— BEGIN Source material —

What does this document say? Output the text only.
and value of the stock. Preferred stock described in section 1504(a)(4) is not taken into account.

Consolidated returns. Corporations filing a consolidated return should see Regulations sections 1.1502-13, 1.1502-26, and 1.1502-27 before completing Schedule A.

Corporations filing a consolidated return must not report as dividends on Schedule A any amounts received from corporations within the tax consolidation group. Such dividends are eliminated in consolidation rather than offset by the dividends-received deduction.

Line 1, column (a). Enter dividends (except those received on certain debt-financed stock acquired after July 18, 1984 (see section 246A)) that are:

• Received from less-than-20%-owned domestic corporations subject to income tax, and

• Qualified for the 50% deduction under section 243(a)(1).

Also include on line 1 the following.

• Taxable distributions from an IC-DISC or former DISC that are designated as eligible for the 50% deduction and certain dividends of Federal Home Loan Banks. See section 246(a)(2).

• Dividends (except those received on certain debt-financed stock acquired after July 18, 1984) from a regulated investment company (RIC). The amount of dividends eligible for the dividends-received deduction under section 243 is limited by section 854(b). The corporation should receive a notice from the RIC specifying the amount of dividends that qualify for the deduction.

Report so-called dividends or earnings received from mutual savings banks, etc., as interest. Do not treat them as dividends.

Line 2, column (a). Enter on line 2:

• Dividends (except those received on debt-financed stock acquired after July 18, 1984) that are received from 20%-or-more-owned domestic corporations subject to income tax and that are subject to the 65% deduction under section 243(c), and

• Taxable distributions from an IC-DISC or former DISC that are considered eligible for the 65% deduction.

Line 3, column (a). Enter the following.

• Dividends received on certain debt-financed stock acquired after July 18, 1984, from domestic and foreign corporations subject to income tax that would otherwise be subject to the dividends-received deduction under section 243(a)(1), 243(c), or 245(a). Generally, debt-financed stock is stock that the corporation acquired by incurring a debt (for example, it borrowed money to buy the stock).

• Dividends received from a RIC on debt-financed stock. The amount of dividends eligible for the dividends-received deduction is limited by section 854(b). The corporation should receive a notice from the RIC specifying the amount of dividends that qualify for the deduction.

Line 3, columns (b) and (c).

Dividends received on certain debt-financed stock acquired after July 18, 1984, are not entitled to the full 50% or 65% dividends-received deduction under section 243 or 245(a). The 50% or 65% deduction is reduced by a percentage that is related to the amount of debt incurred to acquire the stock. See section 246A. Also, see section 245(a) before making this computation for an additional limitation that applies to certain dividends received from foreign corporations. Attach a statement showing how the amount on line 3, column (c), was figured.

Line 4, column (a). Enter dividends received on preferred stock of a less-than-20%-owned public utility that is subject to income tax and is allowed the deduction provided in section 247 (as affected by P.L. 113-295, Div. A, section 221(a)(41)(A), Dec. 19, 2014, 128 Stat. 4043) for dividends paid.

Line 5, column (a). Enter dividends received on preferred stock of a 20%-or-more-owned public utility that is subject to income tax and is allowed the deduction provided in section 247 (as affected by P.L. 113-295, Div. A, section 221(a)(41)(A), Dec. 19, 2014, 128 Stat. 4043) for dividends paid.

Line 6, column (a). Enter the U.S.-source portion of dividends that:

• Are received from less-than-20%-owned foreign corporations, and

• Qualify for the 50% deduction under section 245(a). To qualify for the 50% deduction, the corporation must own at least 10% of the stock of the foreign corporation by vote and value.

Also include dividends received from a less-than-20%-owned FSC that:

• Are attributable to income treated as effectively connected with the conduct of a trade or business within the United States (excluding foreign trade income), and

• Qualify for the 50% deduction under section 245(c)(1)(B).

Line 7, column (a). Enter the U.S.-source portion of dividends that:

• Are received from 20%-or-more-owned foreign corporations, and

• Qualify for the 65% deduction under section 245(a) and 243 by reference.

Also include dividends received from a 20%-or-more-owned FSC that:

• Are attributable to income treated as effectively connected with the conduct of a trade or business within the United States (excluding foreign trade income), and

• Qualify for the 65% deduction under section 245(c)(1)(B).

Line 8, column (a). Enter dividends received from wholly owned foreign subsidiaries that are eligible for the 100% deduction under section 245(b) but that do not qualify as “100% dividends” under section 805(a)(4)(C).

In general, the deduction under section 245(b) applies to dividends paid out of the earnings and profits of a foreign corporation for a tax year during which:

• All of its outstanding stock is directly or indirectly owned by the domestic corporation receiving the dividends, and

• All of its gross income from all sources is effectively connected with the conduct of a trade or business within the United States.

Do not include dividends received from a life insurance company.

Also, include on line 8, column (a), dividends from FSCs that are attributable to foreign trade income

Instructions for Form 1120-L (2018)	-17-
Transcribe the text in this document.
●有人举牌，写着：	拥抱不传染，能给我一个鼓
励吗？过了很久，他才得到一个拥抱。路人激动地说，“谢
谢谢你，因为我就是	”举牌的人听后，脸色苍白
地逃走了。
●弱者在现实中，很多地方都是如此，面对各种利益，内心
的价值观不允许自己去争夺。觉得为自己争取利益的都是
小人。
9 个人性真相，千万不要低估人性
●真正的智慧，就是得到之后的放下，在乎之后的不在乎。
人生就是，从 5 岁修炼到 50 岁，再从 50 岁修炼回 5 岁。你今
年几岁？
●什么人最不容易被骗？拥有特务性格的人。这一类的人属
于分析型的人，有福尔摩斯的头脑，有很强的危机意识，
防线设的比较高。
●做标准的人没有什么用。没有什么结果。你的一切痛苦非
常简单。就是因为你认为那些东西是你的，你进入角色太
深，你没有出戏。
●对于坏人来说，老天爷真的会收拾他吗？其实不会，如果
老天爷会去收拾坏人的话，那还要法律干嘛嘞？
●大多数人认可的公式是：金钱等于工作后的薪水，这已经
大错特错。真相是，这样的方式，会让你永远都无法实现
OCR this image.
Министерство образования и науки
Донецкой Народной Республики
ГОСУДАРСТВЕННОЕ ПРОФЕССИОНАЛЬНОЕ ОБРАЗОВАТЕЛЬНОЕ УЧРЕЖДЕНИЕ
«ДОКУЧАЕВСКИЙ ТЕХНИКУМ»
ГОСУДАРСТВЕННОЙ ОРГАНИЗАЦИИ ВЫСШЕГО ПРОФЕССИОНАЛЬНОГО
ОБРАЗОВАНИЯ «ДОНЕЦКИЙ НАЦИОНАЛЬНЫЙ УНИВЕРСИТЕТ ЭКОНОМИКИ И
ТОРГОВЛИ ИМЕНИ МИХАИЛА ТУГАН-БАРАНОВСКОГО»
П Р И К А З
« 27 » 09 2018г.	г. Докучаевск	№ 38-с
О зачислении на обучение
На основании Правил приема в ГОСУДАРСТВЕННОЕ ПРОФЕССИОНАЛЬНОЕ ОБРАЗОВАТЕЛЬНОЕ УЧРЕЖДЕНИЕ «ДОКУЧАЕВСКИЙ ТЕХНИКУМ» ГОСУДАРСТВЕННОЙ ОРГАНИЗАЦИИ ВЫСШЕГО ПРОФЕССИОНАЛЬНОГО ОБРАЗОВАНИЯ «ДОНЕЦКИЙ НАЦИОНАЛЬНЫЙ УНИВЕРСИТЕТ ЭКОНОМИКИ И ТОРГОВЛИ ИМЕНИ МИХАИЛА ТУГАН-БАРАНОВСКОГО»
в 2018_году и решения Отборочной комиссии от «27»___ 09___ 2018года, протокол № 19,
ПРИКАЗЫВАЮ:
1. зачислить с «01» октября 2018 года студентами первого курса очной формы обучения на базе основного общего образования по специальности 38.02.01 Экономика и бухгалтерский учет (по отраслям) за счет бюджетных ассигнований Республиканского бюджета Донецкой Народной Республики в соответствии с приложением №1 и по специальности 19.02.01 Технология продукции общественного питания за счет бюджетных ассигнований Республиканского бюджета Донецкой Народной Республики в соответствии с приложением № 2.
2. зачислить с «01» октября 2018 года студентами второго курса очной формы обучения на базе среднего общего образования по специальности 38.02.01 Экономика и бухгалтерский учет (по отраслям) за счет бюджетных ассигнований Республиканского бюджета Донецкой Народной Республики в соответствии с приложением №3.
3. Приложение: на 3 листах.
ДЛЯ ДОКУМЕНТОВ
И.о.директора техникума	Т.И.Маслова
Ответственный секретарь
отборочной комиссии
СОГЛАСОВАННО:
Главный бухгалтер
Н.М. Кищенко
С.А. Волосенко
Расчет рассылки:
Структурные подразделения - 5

— END Source material —

**Short exercise**
Make a tally of the lines in this data that include the string "distributions", and answer with that tally alone.

**Full solution**
2